### Input rows ###

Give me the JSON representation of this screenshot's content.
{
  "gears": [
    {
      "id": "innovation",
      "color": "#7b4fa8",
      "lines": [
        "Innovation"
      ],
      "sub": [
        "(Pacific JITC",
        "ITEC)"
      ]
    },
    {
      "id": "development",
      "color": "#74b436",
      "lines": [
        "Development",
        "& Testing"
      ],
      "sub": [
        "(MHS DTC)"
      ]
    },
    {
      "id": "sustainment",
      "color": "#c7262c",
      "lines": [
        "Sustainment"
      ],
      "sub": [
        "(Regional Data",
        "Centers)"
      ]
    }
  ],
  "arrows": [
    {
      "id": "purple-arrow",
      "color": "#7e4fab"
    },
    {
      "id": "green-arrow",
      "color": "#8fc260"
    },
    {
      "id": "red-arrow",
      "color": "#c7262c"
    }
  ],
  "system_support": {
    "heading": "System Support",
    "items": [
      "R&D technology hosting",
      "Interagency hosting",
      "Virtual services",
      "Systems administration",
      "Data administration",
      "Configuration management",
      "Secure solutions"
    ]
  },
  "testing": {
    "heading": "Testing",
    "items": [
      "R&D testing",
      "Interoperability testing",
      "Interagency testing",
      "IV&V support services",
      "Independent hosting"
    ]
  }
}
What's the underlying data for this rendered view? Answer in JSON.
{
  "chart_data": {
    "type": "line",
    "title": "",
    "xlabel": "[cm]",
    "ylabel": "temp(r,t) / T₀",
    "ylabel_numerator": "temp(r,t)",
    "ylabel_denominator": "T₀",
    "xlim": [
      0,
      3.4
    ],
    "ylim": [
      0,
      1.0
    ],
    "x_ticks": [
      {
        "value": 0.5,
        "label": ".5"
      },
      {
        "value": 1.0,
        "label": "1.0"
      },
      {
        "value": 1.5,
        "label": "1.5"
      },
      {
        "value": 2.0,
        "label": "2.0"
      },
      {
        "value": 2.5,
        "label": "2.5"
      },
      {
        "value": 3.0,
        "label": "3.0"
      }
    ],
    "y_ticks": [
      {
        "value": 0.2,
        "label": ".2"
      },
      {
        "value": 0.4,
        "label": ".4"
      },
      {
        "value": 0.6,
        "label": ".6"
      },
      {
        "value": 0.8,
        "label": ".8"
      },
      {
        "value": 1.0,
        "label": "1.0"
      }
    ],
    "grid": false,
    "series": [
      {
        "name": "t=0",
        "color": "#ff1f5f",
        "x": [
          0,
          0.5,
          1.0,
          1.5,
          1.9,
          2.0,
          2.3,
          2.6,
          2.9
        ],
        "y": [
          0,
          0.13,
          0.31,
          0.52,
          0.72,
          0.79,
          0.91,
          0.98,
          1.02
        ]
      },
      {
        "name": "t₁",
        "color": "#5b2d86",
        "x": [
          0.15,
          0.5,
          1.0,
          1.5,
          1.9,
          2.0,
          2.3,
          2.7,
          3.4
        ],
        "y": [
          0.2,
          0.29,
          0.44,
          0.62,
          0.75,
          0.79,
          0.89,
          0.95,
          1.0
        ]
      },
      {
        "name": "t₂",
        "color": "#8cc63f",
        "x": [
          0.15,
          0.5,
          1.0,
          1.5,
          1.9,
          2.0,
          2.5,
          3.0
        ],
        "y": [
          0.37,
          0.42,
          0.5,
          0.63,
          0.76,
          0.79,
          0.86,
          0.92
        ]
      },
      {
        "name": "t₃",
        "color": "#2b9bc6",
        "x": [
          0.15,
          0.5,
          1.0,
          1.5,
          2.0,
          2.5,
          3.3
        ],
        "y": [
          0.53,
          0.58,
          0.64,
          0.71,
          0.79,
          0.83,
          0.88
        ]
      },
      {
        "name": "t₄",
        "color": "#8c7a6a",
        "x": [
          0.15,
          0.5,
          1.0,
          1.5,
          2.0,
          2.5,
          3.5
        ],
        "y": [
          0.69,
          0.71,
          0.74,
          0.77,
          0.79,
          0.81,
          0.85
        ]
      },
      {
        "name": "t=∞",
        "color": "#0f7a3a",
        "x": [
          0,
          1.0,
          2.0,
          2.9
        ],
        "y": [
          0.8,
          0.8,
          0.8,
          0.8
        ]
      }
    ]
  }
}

###

Your goal — Track down every line holding the string "value" and copy it.

Solution to this task —
        "value": 0.5,
        "value": 1.0,
        "value": 1.5,
        "value": 2.0,
        "value": 2.5,
        "value": 3.0,
        "value": 0.2,
        "value": 0.4,
        "value": 0.6,
        "value": 0.8,
        "value": 1.0,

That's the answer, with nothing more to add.